Extracted data entries:
==================================================

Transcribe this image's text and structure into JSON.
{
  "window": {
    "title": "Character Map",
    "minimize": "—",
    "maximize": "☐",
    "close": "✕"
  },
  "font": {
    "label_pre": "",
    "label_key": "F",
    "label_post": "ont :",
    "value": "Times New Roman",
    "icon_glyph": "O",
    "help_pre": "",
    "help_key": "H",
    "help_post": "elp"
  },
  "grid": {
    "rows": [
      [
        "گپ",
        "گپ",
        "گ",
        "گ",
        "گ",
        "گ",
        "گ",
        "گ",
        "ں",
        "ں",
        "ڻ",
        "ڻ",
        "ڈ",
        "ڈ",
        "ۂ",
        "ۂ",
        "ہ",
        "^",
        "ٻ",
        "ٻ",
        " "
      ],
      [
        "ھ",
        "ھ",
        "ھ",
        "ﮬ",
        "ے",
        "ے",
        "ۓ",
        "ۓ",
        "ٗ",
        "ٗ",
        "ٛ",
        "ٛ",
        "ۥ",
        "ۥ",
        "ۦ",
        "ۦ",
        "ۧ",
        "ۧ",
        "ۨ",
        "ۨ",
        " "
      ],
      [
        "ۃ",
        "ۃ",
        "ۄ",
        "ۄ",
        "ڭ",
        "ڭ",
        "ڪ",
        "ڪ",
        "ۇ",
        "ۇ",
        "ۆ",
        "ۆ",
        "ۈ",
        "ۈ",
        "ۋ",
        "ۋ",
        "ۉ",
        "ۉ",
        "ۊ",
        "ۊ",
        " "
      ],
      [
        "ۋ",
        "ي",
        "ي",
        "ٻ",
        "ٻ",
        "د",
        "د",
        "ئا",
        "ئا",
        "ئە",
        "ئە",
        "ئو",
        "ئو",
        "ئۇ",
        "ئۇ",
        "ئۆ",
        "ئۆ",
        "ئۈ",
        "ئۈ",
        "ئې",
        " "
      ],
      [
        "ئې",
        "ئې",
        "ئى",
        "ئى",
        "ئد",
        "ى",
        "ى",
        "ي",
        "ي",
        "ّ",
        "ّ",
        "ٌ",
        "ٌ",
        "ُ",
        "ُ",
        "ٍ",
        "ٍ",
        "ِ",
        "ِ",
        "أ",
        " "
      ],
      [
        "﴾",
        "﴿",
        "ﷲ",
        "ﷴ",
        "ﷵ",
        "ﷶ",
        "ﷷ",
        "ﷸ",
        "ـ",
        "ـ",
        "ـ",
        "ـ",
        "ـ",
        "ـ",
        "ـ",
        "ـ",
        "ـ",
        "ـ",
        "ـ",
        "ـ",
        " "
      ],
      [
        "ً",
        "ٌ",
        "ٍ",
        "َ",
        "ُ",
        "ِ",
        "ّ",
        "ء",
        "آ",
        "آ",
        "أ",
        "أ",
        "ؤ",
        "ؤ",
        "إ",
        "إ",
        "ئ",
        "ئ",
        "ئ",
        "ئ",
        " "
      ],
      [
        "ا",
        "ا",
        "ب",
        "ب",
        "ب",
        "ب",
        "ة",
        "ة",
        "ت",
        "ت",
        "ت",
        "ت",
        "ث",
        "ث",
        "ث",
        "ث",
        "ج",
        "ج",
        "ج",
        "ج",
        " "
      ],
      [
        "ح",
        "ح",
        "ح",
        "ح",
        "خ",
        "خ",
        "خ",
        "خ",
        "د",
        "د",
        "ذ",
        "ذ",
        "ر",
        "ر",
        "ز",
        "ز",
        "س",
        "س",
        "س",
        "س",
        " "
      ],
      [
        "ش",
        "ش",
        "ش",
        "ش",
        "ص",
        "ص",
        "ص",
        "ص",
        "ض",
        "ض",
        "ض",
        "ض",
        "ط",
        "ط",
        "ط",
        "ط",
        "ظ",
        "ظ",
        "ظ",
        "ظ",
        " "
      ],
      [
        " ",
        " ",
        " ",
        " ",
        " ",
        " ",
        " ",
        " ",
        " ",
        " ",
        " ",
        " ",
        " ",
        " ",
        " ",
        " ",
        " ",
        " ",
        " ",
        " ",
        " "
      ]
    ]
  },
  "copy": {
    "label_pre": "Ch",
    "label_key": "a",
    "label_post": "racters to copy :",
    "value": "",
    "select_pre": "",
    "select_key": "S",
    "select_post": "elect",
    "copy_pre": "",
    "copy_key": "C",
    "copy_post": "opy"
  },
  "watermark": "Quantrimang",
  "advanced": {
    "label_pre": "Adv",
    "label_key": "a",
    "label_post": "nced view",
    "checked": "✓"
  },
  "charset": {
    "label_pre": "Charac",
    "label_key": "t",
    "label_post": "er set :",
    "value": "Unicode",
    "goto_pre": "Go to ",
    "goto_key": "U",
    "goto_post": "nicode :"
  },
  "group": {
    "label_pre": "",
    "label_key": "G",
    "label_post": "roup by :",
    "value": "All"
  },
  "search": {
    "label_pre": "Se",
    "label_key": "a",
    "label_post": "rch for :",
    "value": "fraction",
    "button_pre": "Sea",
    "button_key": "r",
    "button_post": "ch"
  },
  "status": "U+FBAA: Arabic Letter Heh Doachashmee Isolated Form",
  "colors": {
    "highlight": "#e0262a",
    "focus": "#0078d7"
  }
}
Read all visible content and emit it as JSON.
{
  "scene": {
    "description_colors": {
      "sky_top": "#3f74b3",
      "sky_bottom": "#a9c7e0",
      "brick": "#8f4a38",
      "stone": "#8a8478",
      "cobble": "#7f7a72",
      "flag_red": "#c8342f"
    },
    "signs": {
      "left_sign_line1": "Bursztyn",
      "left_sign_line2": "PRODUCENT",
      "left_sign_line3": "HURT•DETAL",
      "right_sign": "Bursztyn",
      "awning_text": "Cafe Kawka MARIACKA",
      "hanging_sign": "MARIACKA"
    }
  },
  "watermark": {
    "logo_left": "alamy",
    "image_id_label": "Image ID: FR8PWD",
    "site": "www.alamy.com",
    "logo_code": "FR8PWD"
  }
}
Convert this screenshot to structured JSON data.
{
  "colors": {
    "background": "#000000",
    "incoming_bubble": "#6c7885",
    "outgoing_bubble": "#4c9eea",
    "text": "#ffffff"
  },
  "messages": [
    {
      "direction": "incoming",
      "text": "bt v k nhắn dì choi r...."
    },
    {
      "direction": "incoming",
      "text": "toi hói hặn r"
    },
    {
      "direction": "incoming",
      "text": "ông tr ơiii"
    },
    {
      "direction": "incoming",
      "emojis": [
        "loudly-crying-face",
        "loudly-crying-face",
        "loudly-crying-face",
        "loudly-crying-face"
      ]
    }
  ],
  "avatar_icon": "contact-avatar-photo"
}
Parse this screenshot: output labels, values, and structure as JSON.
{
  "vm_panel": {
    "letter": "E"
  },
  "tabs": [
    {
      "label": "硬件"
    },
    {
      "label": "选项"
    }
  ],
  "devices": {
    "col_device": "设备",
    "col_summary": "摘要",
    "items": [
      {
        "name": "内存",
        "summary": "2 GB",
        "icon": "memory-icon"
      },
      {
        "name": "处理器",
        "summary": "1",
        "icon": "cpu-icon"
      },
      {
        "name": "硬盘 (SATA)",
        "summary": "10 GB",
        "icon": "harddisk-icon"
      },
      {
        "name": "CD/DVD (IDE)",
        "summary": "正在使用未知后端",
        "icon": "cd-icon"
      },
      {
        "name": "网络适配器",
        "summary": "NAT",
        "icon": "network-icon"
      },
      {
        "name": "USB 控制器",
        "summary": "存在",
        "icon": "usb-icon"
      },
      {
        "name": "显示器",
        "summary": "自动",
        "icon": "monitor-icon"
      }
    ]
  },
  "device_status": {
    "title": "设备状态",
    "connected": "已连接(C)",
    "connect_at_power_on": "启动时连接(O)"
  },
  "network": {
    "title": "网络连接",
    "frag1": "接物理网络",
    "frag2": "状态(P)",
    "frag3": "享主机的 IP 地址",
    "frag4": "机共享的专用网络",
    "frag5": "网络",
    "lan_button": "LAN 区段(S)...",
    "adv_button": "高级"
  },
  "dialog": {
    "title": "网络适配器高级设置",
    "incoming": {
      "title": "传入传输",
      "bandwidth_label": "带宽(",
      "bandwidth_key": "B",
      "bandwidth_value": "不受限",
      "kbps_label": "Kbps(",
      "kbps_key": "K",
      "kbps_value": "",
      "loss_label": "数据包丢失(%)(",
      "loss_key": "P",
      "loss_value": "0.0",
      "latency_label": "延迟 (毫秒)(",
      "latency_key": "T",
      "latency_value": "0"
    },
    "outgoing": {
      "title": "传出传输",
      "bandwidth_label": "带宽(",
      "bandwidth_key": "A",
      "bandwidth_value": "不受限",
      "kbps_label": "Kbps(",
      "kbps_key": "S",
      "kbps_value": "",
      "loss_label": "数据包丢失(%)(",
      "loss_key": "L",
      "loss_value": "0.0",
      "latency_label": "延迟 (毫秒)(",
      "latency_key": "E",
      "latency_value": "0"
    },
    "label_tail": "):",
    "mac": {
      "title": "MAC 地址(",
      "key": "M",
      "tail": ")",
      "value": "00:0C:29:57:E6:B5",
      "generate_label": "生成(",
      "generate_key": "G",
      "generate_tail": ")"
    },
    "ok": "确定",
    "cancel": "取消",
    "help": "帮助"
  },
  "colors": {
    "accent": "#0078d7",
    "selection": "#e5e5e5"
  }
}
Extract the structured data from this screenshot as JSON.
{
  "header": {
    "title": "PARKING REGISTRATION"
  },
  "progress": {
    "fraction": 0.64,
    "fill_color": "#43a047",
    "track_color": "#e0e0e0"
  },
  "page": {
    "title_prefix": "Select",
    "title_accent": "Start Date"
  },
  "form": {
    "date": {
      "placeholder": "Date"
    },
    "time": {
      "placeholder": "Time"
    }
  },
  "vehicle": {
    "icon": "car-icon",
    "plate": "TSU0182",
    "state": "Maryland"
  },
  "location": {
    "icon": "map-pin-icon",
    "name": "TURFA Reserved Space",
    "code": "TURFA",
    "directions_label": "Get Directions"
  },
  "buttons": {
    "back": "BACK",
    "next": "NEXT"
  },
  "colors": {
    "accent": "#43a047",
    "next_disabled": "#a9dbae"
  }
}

==================================================

What you are asked to do ▸ Go through the records. Copy each line where "JSON" appears.

Written answer ▸
Transcribe this image's text and structure into JSON.
Read all visible content and emit it as JSON.
Convert this screenshot to structured JSON data.
Parse this screenshot: output labels, values, and structure as JSON.
Extract the structured data from this screenshot as JSON.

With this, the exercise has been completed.